• What is needed: Copy, in full, each line of the material that holds the word "this".

• Records to process:
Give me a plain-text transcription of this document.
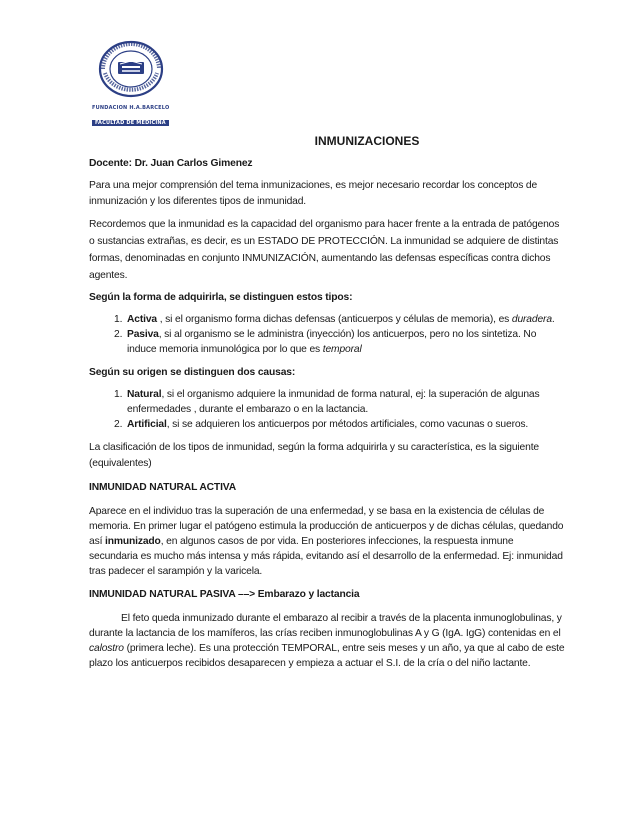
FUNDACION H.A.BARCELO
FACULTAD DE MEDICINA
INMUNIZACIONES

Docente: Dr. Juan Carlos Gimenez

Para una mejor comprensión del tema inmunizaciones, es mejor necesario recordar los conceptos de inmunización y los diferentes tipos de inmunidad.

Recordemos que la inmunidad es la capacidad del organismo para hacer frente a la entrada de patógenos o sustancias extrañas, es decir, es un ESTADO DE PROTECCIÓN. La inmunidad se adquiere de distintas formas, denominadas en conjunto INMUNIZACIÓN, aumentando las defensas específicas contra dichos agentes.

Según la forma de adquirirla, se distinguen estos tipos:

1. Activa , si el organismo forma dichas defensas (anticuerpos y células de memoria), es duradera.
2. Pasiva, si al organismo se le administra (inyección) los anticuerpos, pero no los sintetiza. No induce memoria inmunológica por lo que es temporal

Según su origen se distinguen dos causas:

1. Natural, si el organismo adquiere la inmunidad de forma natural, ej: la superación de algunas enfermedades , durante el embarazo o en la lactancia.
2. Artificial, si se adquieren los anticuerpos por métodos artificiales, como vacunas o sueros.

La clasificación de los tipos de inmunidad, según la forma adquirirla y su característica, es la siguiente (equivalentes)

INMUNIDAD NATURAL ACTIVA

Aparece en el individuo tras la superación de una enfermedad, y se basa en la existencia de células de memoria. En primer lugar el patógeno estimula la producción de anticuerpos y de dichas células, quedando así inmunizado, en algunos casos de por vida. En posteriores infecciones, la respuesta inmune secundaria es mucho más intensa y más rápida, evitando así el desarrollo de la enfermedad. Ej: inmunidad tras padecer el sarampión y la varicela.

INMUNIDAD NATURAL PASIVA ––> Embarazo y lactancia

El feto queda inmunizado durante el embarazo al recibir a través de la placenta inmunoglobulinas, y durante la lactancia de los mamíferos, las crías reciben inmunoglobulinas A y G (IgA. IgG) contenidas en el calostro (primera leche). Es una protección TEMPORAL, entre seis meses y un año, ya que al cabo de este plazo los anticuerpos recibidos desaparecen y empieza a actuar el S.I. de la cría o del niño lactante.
==
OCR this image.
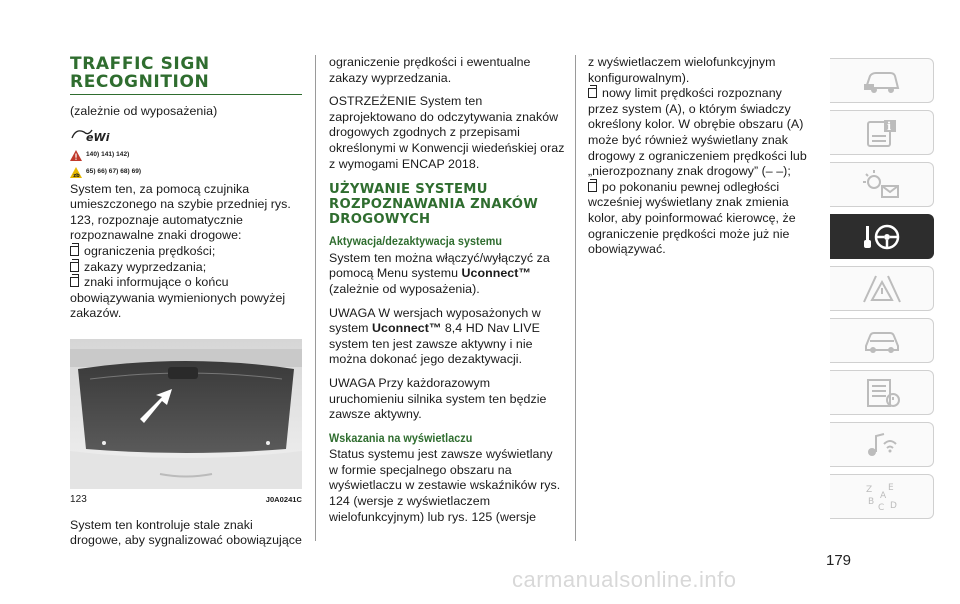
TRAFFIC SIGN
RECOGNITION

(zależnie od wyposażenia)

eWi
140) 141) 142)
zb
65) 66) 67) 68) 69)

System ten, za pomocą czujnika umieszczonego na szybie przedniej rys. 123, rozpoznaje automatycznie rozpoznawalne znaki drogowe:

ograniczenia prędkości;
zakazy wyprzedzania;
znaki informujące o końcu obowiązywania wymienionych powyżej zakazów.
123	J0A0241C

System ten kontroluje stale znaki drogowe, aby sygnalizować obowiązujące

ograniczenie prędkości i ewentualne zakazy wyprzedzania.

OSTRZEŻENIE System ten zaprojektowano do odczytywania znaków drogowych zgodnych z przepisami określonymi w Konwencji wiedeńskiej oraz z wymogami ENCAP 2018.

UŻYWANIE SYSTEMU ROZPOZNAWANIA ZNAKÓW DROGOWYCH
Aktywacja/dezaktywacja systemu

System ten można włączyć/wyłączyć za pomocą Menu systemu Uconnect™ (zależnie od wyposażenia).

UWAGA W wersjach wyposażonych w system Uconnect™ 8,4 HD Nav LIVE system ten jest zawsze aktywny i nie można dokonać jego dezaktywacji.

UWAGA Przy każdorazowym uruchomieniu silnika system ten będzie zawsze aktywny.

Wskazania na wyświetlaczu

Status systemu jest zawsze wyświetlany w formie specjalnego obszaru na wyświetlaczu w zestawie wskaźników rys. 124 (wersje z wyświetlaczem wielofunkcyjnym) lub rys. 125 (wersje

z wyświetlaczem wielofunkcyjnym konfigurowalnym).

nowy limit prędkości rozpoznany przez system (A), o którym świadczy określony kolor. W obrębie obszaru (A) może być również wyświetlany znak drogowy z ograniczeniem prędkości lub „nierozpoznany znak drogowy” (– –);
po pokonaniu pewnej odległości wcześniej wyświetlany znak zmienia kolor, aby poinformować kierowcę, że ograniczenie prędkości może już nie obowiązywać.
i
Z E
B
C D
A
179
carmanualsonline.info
==
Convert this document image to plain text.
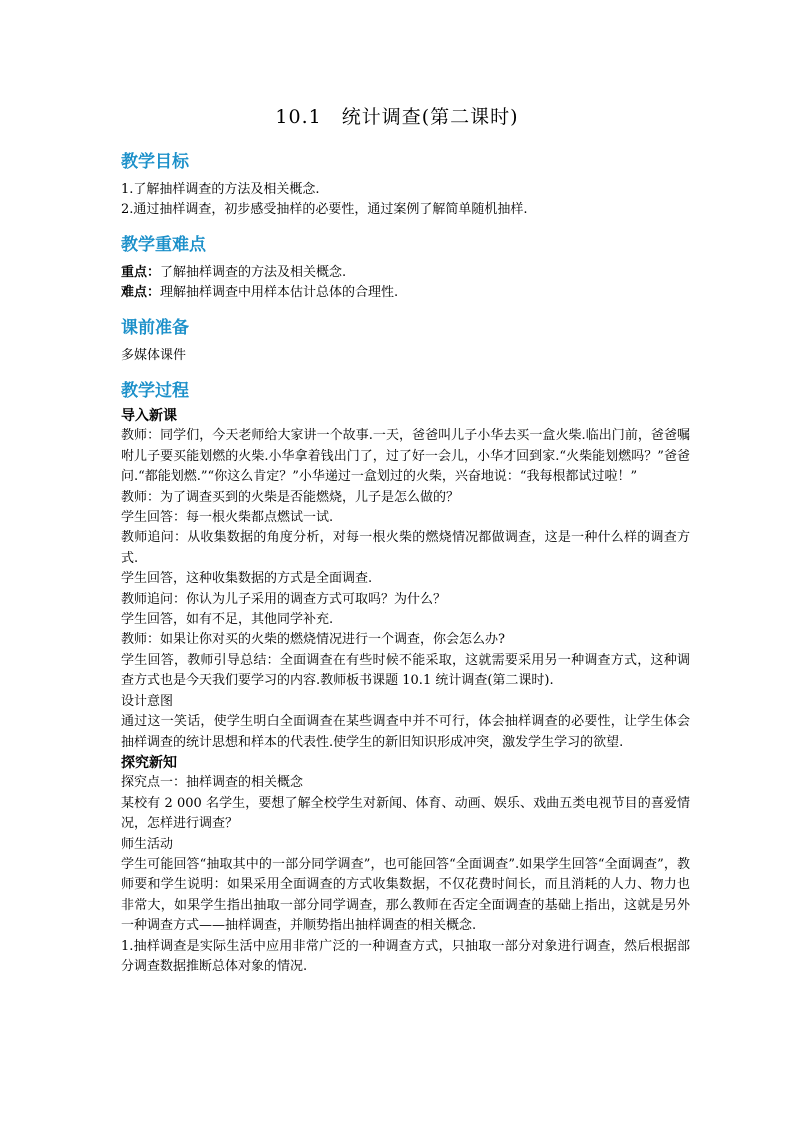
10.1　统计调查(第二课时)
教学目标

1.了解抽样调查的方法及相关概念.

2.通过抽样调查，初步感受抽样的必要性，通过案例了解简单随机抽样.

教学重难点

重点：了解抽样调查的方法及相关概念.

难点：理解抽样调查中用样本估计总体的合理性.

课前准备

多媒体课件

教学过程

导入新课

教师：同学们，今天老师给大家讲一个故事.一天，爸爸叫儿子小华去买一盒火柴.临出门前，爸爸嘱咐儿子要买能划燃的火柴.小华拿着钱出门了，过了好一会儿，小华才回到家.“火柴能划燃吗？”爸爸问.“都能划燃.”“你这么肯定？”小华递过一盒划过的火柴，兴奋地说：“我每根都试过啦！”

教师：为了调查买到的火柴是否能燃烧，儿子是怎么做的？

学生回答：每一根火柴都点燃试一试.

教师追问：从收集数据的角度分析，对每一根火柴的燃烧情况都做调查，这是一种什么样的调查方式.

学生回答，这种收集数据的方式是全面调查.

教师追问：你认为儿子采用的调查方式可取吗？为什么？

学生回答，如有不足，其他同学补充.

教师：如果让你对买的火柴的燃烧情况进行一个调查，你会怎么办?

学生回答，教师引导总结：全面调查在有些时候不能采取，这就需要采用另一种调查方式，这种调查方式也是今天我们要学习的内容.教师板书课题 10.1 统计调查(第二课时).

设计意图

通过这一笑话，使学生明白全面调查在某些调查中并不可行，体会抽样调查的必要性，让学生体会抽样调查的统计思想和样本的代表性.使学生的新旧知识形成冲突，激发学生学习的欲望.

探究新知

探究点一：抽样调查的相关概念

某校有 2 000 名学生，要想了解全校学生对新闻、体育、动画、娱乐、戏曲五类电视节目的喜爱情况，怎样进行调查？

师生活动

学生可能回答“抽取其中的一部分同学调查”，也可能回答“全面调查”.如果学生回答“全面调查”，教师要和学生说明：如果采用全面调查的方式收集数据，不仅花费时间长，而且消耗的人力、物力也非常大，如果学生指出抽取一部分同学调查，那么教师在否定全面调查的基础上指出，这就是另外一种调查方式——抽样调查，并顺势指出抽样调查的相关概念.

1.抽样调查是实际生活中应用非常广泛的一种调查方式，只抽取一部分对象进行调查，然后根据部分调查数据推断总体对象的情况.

• Correct result:
Give me a plain-text transcription of this document.
OCR this image.
Convert this document image to plain text.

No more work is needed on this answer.